**Passage given:**
----------------------------------------

On the morning of April 4, Syrian President Bashar Assad’s government carried out a chemical attack on the town of Khan Sheikhoun in the rebel-held province of Idlib. At least 70 residents were killed and hundreds more were injured as the chemical, almost certainly sarin, left its victims writhing in agony and gasping for air.
Also on April 4, world leaders gathered in Brussels for the second day of an annual conference on Syria, now in its fifth year and convened by the European Union, where scores of countries pledge billions in relief for victims of the Syrian conflict.
Previously, the pledges made at the donor conference were earmarked almost exclusively for humanitarian aid. This year, however, for the first time, the topic of reconstruction was on the agenda. Reconstruction assistance is distinct from humanitarian aid in that it would be funneled toward efforts to stabilize Syria — toward rebuilding infrastructure and economic development, for instance. It is also distinct in that it would mean dealing directly with Assad.
Although discussions at the donor conference are loose — each country is free to spend its funds as it chooses, and nothing agreed to at the meeting is binding — the shift in debate toward reconstruction, seemingly subtle, has profound implications.
The official position held thus far by most of the E.U. donor countries is that no reconstruction assistance should be offered until a genuine political transition is under way.
The prospect of reconstruction assistance now, before any meaningful progress has been made, signals that the international community is preparing a new strategy in a bid to resolve the conflict in Syria: the so-called money card.
Put simply, the strategy is to use reconstruction funds as an incentive to push Assad toward transition. The West has been largely impotent in its efforts to bring a halt to the conflict in Syria. Cease-fires have been routinely broken, and peace talks have reached their sixth round without the Assad regime and the opposition ever even entering the same room. Neither a United Nations Security Council resolution nor a referral to the international court are forthcoming. And, in Russia, Assad enjoys the support of a powerful ally.

----------------------------------------

**Stated goal A:**
In the records, rewrite the lines starting at "monitor-icon: [117, 265, 135, 283]" and ending at "recovery-icon: [430, 327, 452, 349]", changing each "card-title" to "card-heading" and leaving everything else unchanged. Return only those lines.
The records that come next have no connection to the Syria text above.

**Material provided:**
----------------------------------------

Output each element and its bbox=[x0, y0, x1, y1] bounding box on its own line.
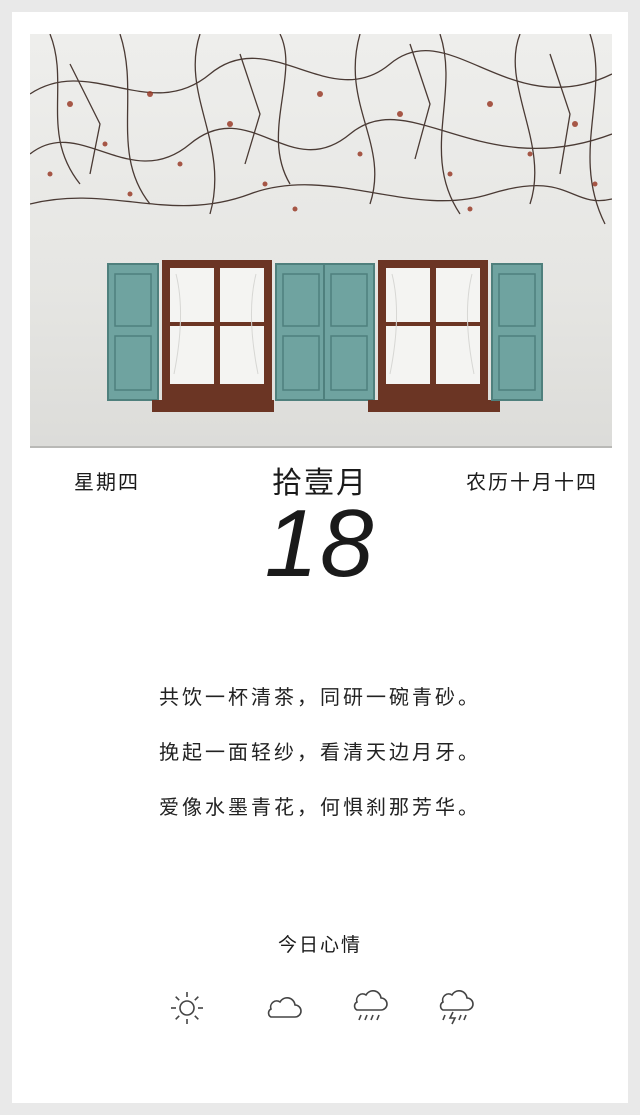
right-window bbox=[323, 260, 543, 412]
poem: 共饮一杯清茶，同研一碗青砂。 挽起一面轻纱，看清天边月牙。 爱像水墨青花，何惧刹… bbox=[12, 682, 628, 847]
rain-cloud-icon[interactable] bbox=[344, 988, 394, 1028]
header-photo bbox=[30, 34, 612, 448]
mood-options bbox=[162, 988, 482, 1028]
calendar-card: 星期四 拾壹月 农历十月十四 18 共饮一杯清茶，同研一碗青砂。 挽起一面轻纱，… bbox=[12, 12, 628, 1103]
poem-line: 共饮一杯清茶，同研一碗青砂。 bbox=[159, 685, 481, 709]
vines bbox=[30, 34, 612, 225]
left-window bbox=[107, 260, 327, 412]
lunar-date-label: 农历十月十四 bbox=[466, 470, 598, 494]
poem-line: 爱像水墨青花，何惧刹那芳华。 bbox=[159, 795, 481, 819]
sun-icon[interactable] bbox=[162, 988, 212, 1028]
cloud-icon[interactable] bbox=[258, 988, 308, 1028]
thunderstorm-icon[interactable] bbox=[430, 988, 480, 1028]
vine-leaves bbox=[47, 91, 598, 212]
day-number: 18 bbox=[264, 490, 376, 597]
window-illustration bbox=[30, 34, 612, 412]
mood-title: 今日心情 bbox=[277, 934, 362, 956]
poem-line: 挽起一面轻纱，看清天边月牙。 bbox=[159, 740, 481, 764]
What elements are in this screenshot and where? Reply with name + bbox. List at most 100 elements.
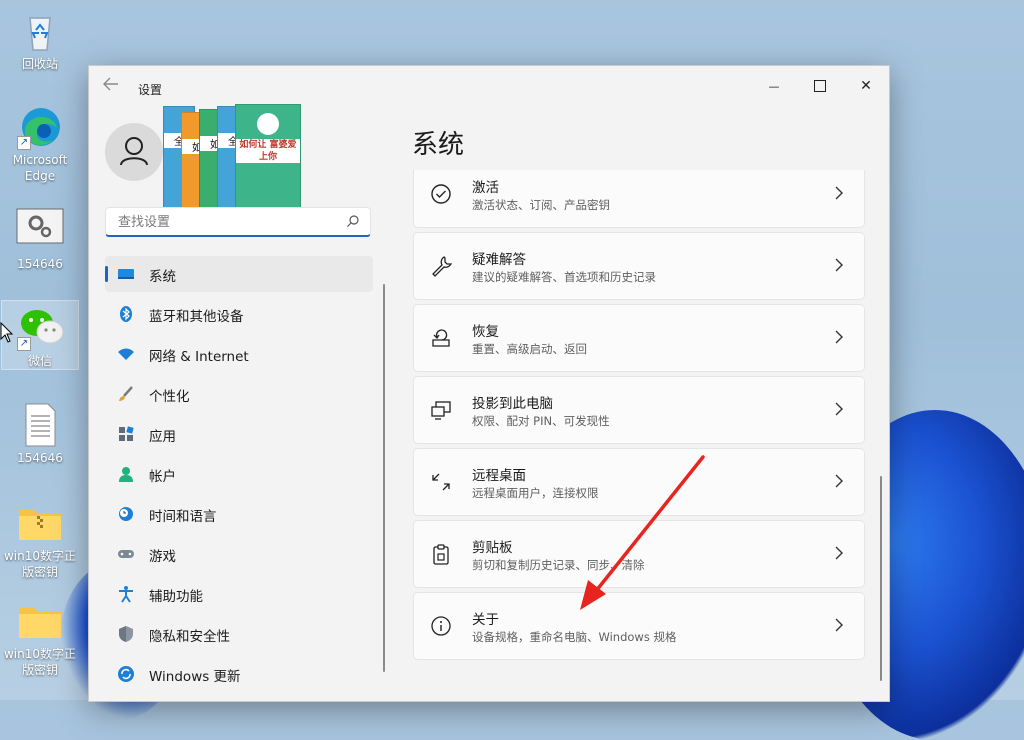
monitor-icon: [117, 265, 135, 283]
main-scrollbar[interactable]: [880, 476, 882, 681]
gamepad-icon: [117, 545, 135, 563]
sidebar-item-label: 系统: [149, 269, 176, 285]
folder-icon: [17, 598, 63, 644]
search-icon[interactable]: [346, 214, 360, 228]
sidebar-item-accessibility[interactable]: 辅助功能: [105, 576, 373, 612]
desktop-icon-label: 回收站: [21, 57, 58, 71]
sidebar-item-label: 时间和语言: [149, 509, 217, 525]
desktop-icon-edge[interactable]: ↗ Microsoft Edge: [2, 104, 78, 184]
settings-window: 设置 — ✕ 全 如 如 全 如何让 富婆爱上你 系统: [88, 65, 890, 702]
recycle-bin-icon: [17, 8, 63, 54]
card-title: 关于: [472, 612, 499, 628]
apps-icon: [117, 425, 135, 443]
close-button[interactable]: ✕: [843, 72, 889, 100]
sidebar-item-system[interactable]: 系统: [105, 256, 373, 292]
clipboard-icon: [430, 543, 452, 565]
card-title: 远程桌面: [472, 468, 526, 484]
desktop-icon-label: win10数字正版密钥: [3, 647, 77, 677]
sidebar-item-privacy[interactable]: 隐私和安全性: [105, 616, 373, 652]
mouse-cursor-icon: [0, 322, 14, 343]
wechat-icon: ↗: [17, 305, 64, 351]
sidebar-item-label: Windows 更新: [149, 669, 241, 685]
card-subtitle: 激活状态、订阅、产品密钥: [472, 198, 610, 212]
card-title: 疑难解答: [472, 252, 526, 268]
recovery-icon: [430, 327, 452, 349]
shortcut-arrow-icon: ↗: [17, 136, 31, 150]
settings-shortcut-icon: [16, 208, 64, 244]
active-indicator: [105, 266, 108, 282]
brush-icon: [117, 385, 135, 403]
search-input[interactable]: [116, 214, 340, 231]
desktop-icon-154646-shortcut[interactable]: 154646: [2, 208, 78, 272]
back-arrow-icon[interactable]: [103, 77, 123, 93]
book-cover-main: 如何让 富婆爱上你: [235, 104, 301, 211]
sidebar-item-apps[interactable]: 应用: [105, 416, 373, 452]
page-title: 系统: [412, 130, 465, 160]
sidebar-nav: 系统 蓝牙和其他设备 网络 & Internet 个性化 应用 帐户 时间和语言: [105, 256, 373, 696]
desktop-icon-154646-file[interactable]: 154646: [2, 402, 78, 466]
bluetooth-icon: [117, 305, 135, 323]
book-cover-text: 如何让 富婆爱上你: [236, 139, 300, 163]
clock-globe-icon: [117, 505, 135, 523]
zip-folder-icon: [17, 500, 63, 546]
sidebar-item-bluetooth[interactable]: 蓝牙和其他设备: [105, 296, 373, 332]
desktop-icon-recycle-bin[interactable]: 回收站: [2, 8, 78, 72]
sidebar-item-gaming[interactable]: 游戏: [105, 536, 373, 572]
sidebar-item-label: 蓝牙和其他设备: [149, 309, 244, 325]
shortcut-arrow-icon: ↗: [17, 337, 31, 351]
sidebar-item-time-language[interactable]: 时间和语言: [105, 496, 373, 532]
desktop-icon-win10-zip[interactable]: win10数字正版密钥: [2, 500, 78, 580]
sidebar-item-accounts[interactable]: 帐户: [105, 456, 373, 492]
card-subtitle: 建议的疑难解答、首选项和历史记录: [472, 270, 656, 284]
card-recovery[interactable]: 恢复 重置、高级启动、返回: [413, 304, 865, 372]
sidebar-item-label: 网络 & Internet: [149, 349, 249, 365]
chevron-right-icon: [834, 329, 844, 345]
desktop-icon-win10-folder[interactable]: win10数字正版密钥: [2, 598, 78, 678]
check-circle-icon: [430, 183, 452, 205]
book-advert-image: 全 如 如 全 如何让 富婆爱上你: [163, 104, 303, 211]
card-title: 恢复: [472, 324, 499, 340]
wifi-icon: [117, 345, 135, 363]
person-icon: [120, 137, 148, 166]
sidebar-scrollbar[interactable]: [383, 284, 385, 672]
user-avatar[interactable]: [105, 123, 163, 181]
minimize-button[interactable]: —: [751, 72, 797, 100]
desktop-icon-label: Microsoft Edge: [12, 153, 68, 183]
chevron-right-icon: [834, 473, 844, 489]
card-title: 激活: [472, 180, 499, 196]
chevron-right-icon: [834, 185, 844, 201]
project-icon: [430, 399, 452, 421]
panda-face-icon: [257, 113, 279, 135]
sidebar-item-label: 应用: [149, 429, 176, 445]
card-subtitle: 剪切和复制历史记录、同步、清除: [472, 558, 645, 572]
card-clipboard[interactable]: 剪贴板 剪切和复制历史记录、同步、清除: [413, 520, 865, 588]
sidebar-item-label: 辅助功能: [149, 589, 203, 605]
desktop-icon-label: 微信: [27, 354, 52, 368]
card-about[interactable]: 关于 设备规格，重命名电脑、Windows 规格: [413, 592, 865, 660]
sidebar-item-label: 个性化: [149, 389, 190, 405]
card-subtitle: 设备规格，重命名电脑、Windows 规格: [472, 630, 677, 644]
sidebar-item-label: 游戏: [149, 549, 176, 565]
desktop-icon-label: 154646: [17, 451, 63, 465]
card-activation[interactable]: 激活 激活状态、订阅、产品密钥: [413, 170, 865, 228]
card-troubleshoot[interactable]: 疑难解答 建议的疑难解答、首选项和历史记录: [413, 232, 865, 300]
maximize-button[interactable]: [797, 72, 843, 100]
sidebar-item-windows-update[interactable]: Windows 更新: [105, 656, 373, 692]
card-subtitle: 重置、高级启动、返回: [472, 342, 587, 356]
card-project-to-pc[interactable]: 投影到此电脑 权限、配对 PIN、可发现性: [413, 376, 865, 444]
minimize-icon: —: [768, 80, 780, 93]
sidebar-item-label: 帐户: [149, 469, 176, 485]
sidebar-item-label: 隐私和安全性: [149, 629, 230, 645]
sidebar-item-personalization[interactable]: 个性化: [105, 376, 373, 412]
sidebar-item-network[interactable]: 网络 & Internet: [105, 336, 373, 372]
search-box[interactable]: [105, 207, 371, 237]
edge-icon: ↗: [17, 104, 63, 150]
card-remote-desktop[interactable]: 远程桌面 远程桌面用户，连接权限: [413, 448, 865, 516]
wrench-icon: [430, 255, 453, 277]
desktop-icon-label: win10数字正版密钥: [3, 549, 77, 579]
card-subtitle: 远程桌面用户，连接权限: [472, 486, 599, 500]
settings-card-list: 激活 激活状态、订阅、产品密钥 疑难解答 建议的疑难解答、首选项和历史记录 恢复…: [413, 170, 865, 701]
remote-desktop-icon: [430, 471, 452, 493]
desktop-icon-label: 154646: [17, 257, 63, 271]
title-bar: 设置 — ✕: [89, 66, 889, 100]
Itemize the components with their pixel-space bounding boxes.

----------------------------------------

**Stated goal B:**
From the Syria text, return word for word the span starting at "Previously, the pledges" and ending at "is under way.".

**Final answer A:**
monitor-icon: [117, 265, 135, 283]
main-scrollbar[interactable]: [880, 476, 882, 681]
gamepad-icon: [117, 545, 135, 563]
sidebar-item-label: 系统: [149, 269, 176, 285]
folder-icon: [17, 598, 63, 644]
search-icon[interactable]: [346, 214, 360, 228]
sidebar-item-accessibility[interactable]: 辅助功能: [105, 576, 373, 612]
desktop-icon-label: 回收站: [21, 57, 58, 71]
sidebar-item-label: 时间和语言: [149, 509, 217, 525]
desktop-icon-edge[interactable]: ↗ Microsoft Edge: [2, 104, 78, 184]
settings-window: 设置 — ✕ 全 如 如 全 如何让 富婆爱上你 系统: [88, 65, 890, 702]
recycle-bin-icon: [17, 8, 63, 54]
card-heading: 关于: [472, 612, 499, 628]
apps-icon: [117, 425, 135, 443]
close-button[interactable]: ✕: [843, 72, 889, 100]
sidebar-item-system[interactable]: 系统: [105, 256, 373, 292]
clipboard-icon: [430, 543, 452, 565]
card-heading: 远程桌面: [472, 468, 526, 484]
desktop-icon-label: win10数字正版密钥: [3, 647, 77, 677]
sidebar-item-privacy[interactable]: 隐私和安全性: [105, 616, 373, 652]
mouse-cursor-icon: [0, 322, 14, 343]
wechat-icon: ↗: [17, 305, 64, 351]
sidebar-item-label: Windows 更新: [149, 669, 241, 685]
card-subtitle: 激活状态、订阅、产品密钥: [472, 198, 610, 212]
card-heading: 疑难解答: [472, 252, 526, 268]
recovery-icon: [430, 327, 452, 349]

**Final answer B:**
Previously, the pledges made at the donor conference were earmarked almost exclusively for humanitarian aid. This year, however, for the first time, the topic of reconstruction was on the agenda. Reconstruction assistance is distinct from humanitarian aid in that it would be funneled toward efforts to stabilize Syria — toward rebuilding infrastructure and economic development, for instance. It is also distinct in that it would mean dealing directly with Assad.
Although discussions at the donor conference are loose — each country is free to spend its funds as it chooses, and nothing agreed to at the meeting is binding — the shift in debate toward reconstruction, seemingly subtle, has profound implications.
The official position held thus far by most of the E.U. donor countries is that no reconstruction assistance should be offered until a genuine political transition is under way.